• **STATED GOAL**:
Copy each line that holds "Equilibrium".
○ ○ ○
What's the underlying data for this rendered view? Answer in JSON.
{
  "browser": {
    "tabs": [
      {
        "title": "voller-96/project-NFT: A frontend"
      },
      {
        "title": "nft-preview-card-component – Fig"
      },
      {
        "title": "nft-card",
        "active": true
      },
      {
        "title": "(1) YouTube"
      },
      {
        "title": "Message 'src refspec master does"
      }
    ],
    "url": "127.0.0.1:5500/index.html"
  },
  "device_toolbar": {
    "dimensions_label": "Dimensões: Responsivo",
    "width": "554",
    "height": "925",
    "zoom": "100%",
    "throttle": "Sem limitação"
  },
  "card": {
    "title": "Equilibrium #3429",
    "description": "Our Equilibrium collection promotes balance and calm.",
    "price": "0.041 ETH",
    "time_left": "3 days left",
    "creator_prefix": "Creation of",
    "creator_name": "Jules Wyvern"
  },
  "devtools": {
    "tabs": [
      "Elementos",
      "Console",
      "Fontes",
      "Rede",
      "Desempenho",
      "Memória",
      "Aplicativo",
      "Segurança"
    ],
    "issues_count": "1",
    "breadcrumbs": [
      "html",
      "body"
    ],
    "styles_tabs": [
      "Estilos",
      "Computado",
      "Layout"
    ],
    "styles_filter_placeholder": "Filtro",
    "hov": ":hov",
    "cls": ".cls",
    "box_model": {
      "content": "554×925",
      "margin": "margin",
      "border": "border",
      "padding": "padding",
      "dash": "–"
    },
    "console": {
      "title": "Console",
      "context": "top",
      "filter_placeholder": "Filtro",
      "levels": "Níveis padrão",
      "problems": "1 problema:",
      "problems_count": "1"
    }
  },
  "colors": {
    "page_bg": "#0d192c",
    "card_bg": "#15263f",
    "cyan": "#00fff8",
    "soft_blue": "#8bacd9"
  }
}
○ ○ ○
• **ANSWER FOR THIS EXERCISE**:
    "title": "Equilibrium #3429",
    "description": "Our Equilibrium collection promotes balance and calm.",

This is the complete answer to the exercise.